#### Dataset rows ####
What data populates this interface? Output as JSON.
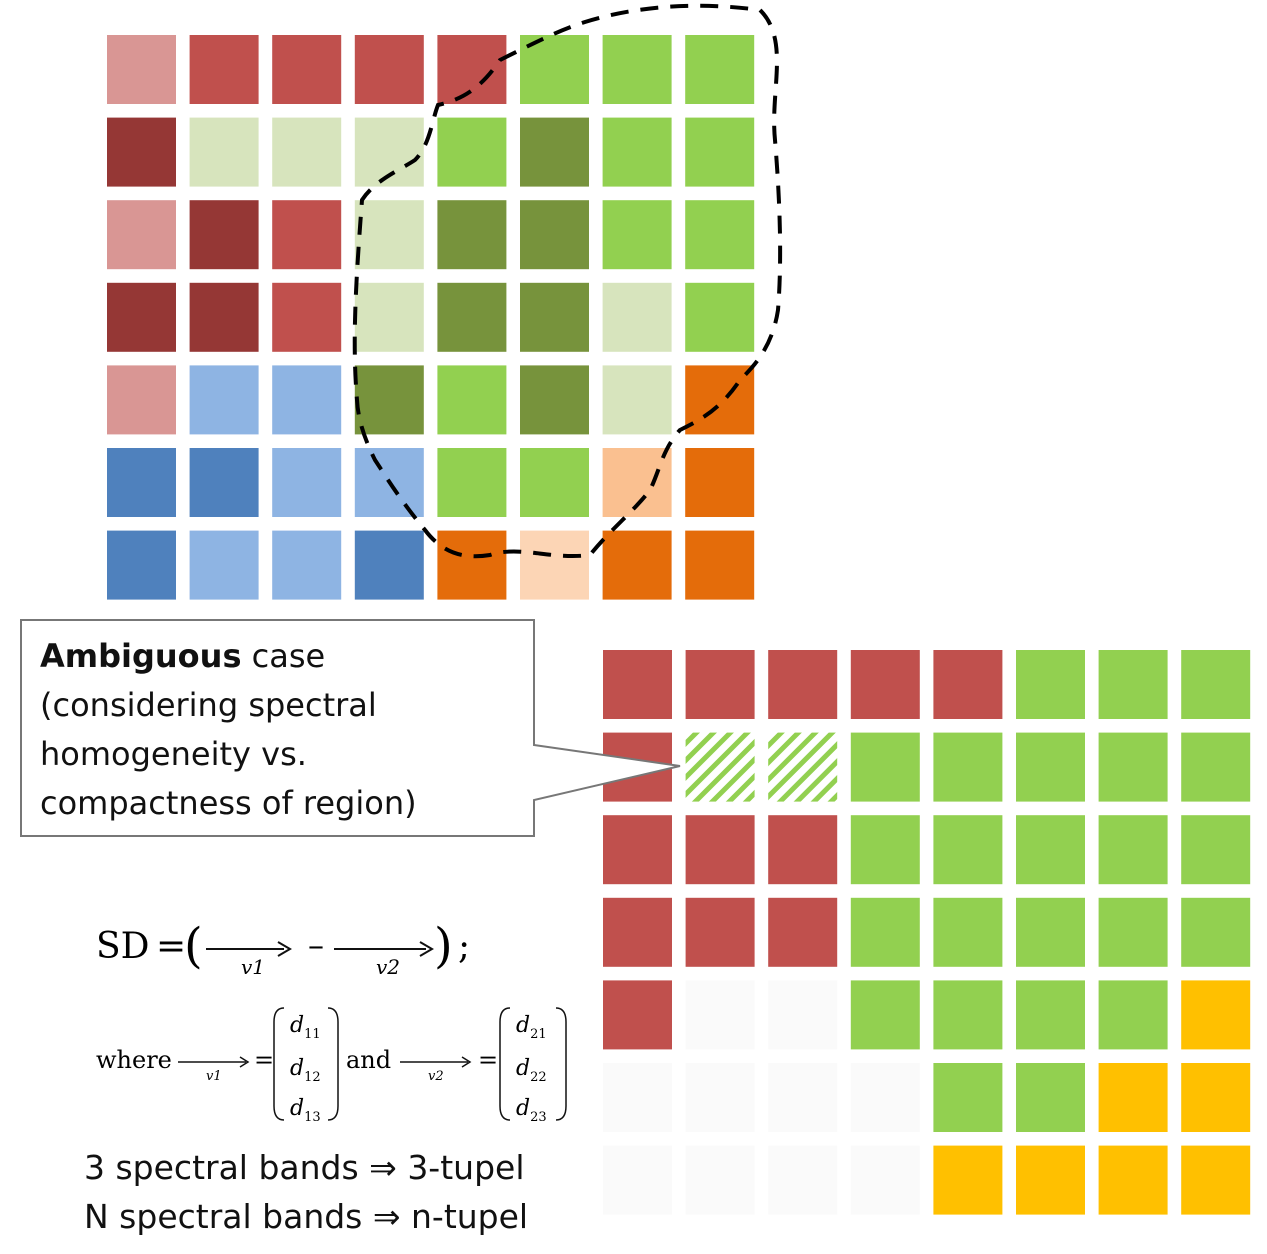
{
  "colors": {
    "A": "#d99694",
    "B": "#c0504d",
    "C": "#953735",
    "D": "#d7e4bd",
    "E": "#92d050",
    "F": "#77933c",
    "G": "#8eb4e3",
    "H": "#4f81bd",
    "I": "#e46c0a",
    "J": "#fac090",
    "K": "#fcd5b5",
    "L": "#ffc000",
    "W": "#fafafa"
  },
  "grid_top": [
    "ABBBBEEE",
    "CDDDEFEE",
    "ACBDFFEE",
    "CCBDFFDE",
    "AGGFEFDI",
    "HHGGEEJI",
    "HGGHIKII"
  ],
  "grid_bottom": [
    "BBBBBEEE",
    "BSSEEEEE",
    "BBBEEEEE",
    "BBBEEEEE",
    "BWWEEEEL",
    "WWWWEELL",
    "WWWWLLLL"
  ],
  "callout": {
    "bold": "Ambiguous",
    "rest_line1": " case",
    "line2": "(considering spectral",
    "line3": "homogeneity vs.",
    "line4": "compactness of region)"
  },
  "formula": {
    "sd": "SD",
    "eq": "=",
    "v1": "v1",
    "v2": "v2",
    "minus": "–",
    "tail": ";",
    "where": "where",
    "and": "and",
    "d1": [
      "d11",
      "d12",
      "d13"
    ],
    "d2": [
      "d21",
      "d22",
      "d23"
    ]
  },
  "bands": {
    "line1": "3 spectral bands ⇒ 3-tupel",
    "line2": "N spectral bands ⇒ n-tupel"
  }
}
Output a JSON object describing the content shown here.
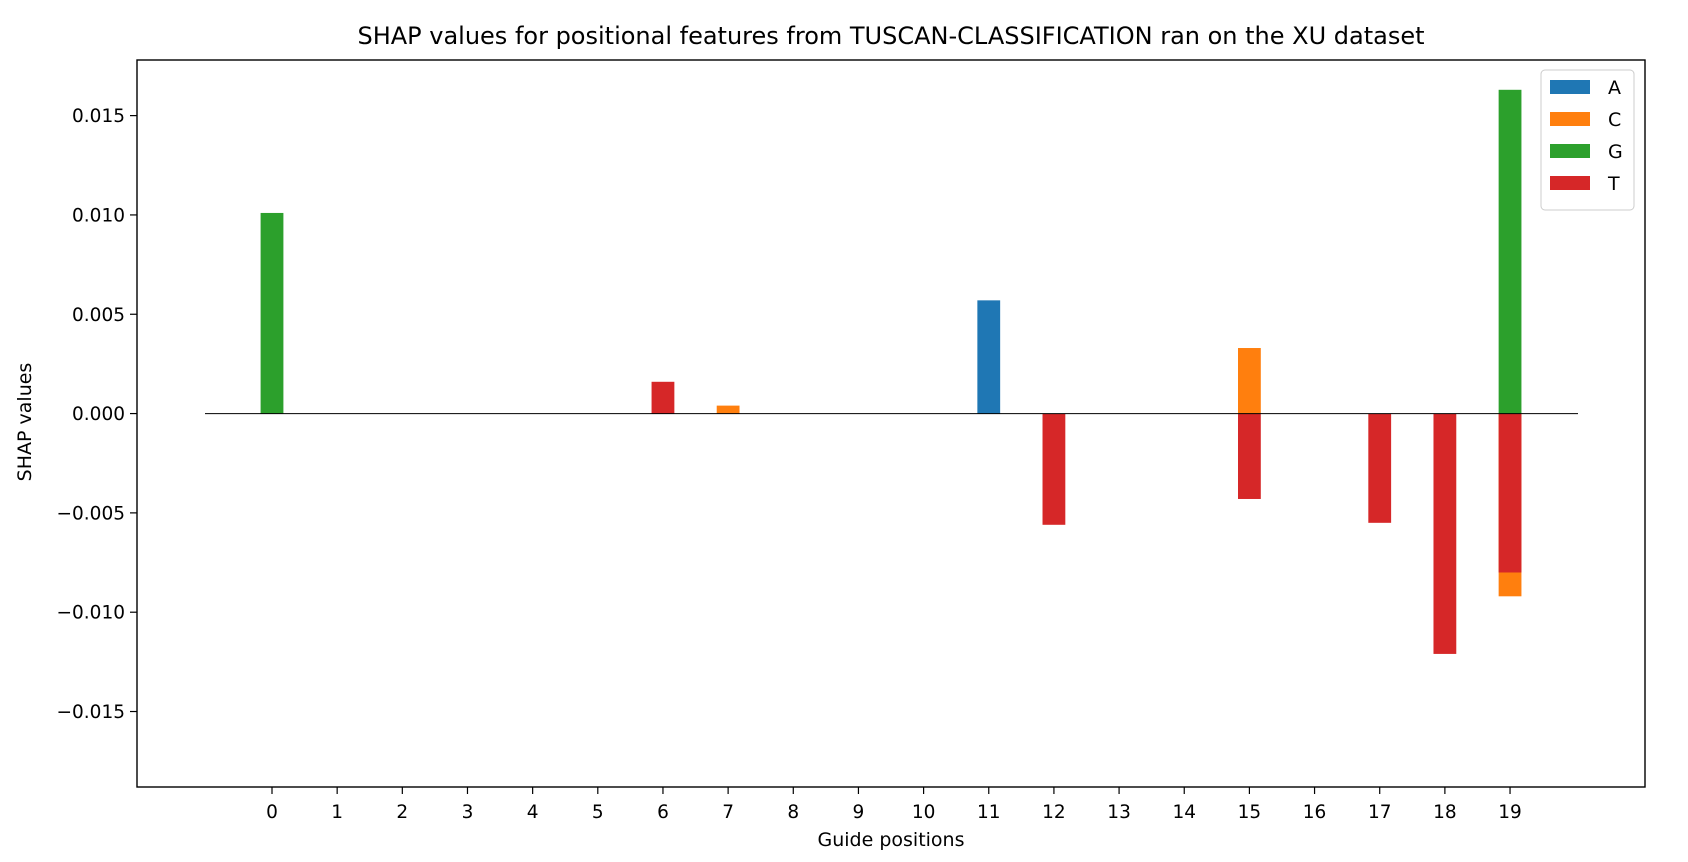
{
  "chart_data": {
    "type": "bar",
    "title": "SHAP values for positional features from TUSCAN-CLASSIFICATION ran on the XU dataset",
    "xlabel": "Guide positions",
    "ylabel": "SHAP values",
    "categories": [
      "0",
      "1",
      "2",
      "3",
      "4",
      "5",
      "6",
      "7",
      "8",
      "9",
      "10",
      "11",
      "12",
      "13",
      "14",
      "15",
      "16",
      "17",
      "18",
      "19"
    ],
    "ylim": [
      -0.0188,
      0.0178
    ],
    "yticks": [
      -0.015,
      -0.01,
      -0.005,
      0.0,
      0.005,
      0.01,
      0.015
    ],
    "ytick_labels": [
      "−0.015",
      "−0.010",
      "−0.005",
      "0.000",
      "0.005",
      "0.010",
      "0.015"
    ],
    "legend_position": "top-right",
    "grid": false,
    "colors": {
      "A": "#1f77b4",
      "C": "#ff7f0e",
      "G": "#2ca02c",
      "T": "#d62728"
    },
    "series": [
      {
        "name": "A",
        "values": [
          0,
          0,
          0,
          0,
          0,
          0,
          0,
          0,
          0,
          0,
          0,
          0.0057,
          0,
          0,
          0,
          0,
          0,
          0,
          0,
          0
        ]
      },
      {
        "name": "C",
        "values": [
          0,
          0,
          0,
          0,
          0,
          0,
          0,
          0.0004,
          0,
          0,
          0,
          0,
          0,
          0,
          0,
          0.0033,
          0,
          0,
          0,
          -0.0092
        ]
      },
      {
        "name": "G",
        "values": [
          0.0101,
          0,
          0,
          0,
          0,
          0,
          0,
          0,
          0,
          0,
          0,
          0,
          0,
          0,
          0,
          0,
          0,
          0,
          0,
          0.0163
        ]
      },
      {
        "name": "T",
        "values": [
          0,
          0,
          0,
          0,
          0,
          0,
          0.0016,
          0,
          0,
          0,
          0,
          0,
          -0.0056,
          0,
          0,
          -0.0043,
          0,
          -0.0055,
          -0.0121,
          -0.008
        ]
      }
    ]
  }
}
####
Exercise prompt: Return to the listing above and set it down exactly, leaving out its pictures.

Response for this exercise:
What data populates this interface? Output as JSON.
{
  "colors": {
    "A": "#d99694",
    "B": "#c0504d",
    "C": "#953735",
    "D": "#d7e4bd",
    "E": "#92d050",
    "F": "#77933c",
    "G": "#8eb4e3",
    "H": "#4f81bd",
    "I": "#e46c0a",
    "J": "#fac090",
    "K": "#fcd5b5",
    "L": "#ffc000",
    "W": "#fafafa"
  },
  "grid_top": [
    "ABBBBEEE",
    "CDDDEFEE",
    "ACBDFFEE",
    "CCBDFFDE",
    "AGGFEFDI",
    "HHGGEEJI",
    "HGGHIKII"
  ],
  "grid_bottom": [
    "BBBBBEEE",
    "BSSEEEEE",
    "BBBEEEEE",
    "BBBEEEEE",
    "BWWEEEEL",
    "WWWWEELL",
    "WWWWLLLL"
  ],
  "callout": {
    "bold": "Ambiguous",
    "rest_line1": " case",
    "line2": "(considering spectral",
    "line3": "homogeneity vs.",
    "line4": "compactness of region)"
  },
  "formula": {
    "sd": "SD",
    "eq": "=",
    "v1": "v1",
    "v2": "v2",
    "minus": "–",
    "tail": ";",
    "where": "where",
    "and": "and",
    "d1": [
      "d11",
      "d12",
      "d13"
    ],
    "d2": [
      "d21",
      "d22",
      "d23"
    ]
  },
  "bands": {
    "line1": "3 spectral bands ⇒ 3-tupel",
    "line2": "N spectral bands ⇒ n-tupel"
  }
}
Output a JSON object describing the content shown here.
{
  "chart_data": {
    "type": "bar",
    "title": "SHAP values for positional features from TUSCAN-CLASSIFICATION ran on the XU dataset",
    "xlabel": "Guide positions",
    "ylabel": "SHAP values",
    "categories": [
      "0",
      "1",
      "2",
      "3",
      "4",
      "5",
      "6",
      "7",
      "8",
      "9",
      "10",
      "11",
      "12",
      "13",
      "14",
      "15",
      "16",
      "17",
      "18",
      "19"
    ],
    "ylim": [
      -0.0188,
      0.0178
    ],
    "yticks": [
      -0.015,
      -0.01,
      -0.005,
      0.0,
      0.005,
      0.01,
      0.015
    ],
    "ytick_labels": [
      "−0.015",
      "−0.010",
      "−0.005",
      "0.000",
      "0.005",
      "0.010",
      "0.015"
    ],
    "legend_position": "top-right",
    "grid": false,
    "colors": {
      "A": "#1f77b4",
      "C": "#ff7f0e",
      "G": "#2ca02c",
      "T": "#d62728"
    },
    "series": [
      {
        "name": "A",
        "values": [
          0,
          0,
          0,
          0,
          0,
          0,
          0,
          0,
          0,
          0,
          0,
          0.0057,
          0,
          0,
          0,
          0,
          0,
          0,
          0,
          0
        ]
      },
      {
        "name": "C",
        "values": [
          0,
          0,
          0,
          0,
          0,
          0,
          0,
          0.0004,
          0,
          0,
          0,
          0,
          0,
          0,
          0,
          0.0033,
          0,
          0,
          0,
          -0.0092
        ]
      },
      {
        "name": "G",
        "values": [
          0.0101,
          0,
          0,
          0,
          0,
          0,
          0,
          0,
          0,
          0,
          0,
          0,
          0,
          0,
          0,
          0,
          0,
          0,
          0,
          0.0163
        ]
      },
      {
        "name": "T",
        "values": [
          0,
          0,
          0,
          0,
          0,
          0,
          0.0016,
          0,
          0,
          0,
          0,
          0,
          -0.0056,
          0,
          0,
          -0.0043,
          0,
          -0.0055,
          -0.0121,
          -0.008
        ]
      }
    ]
  }
}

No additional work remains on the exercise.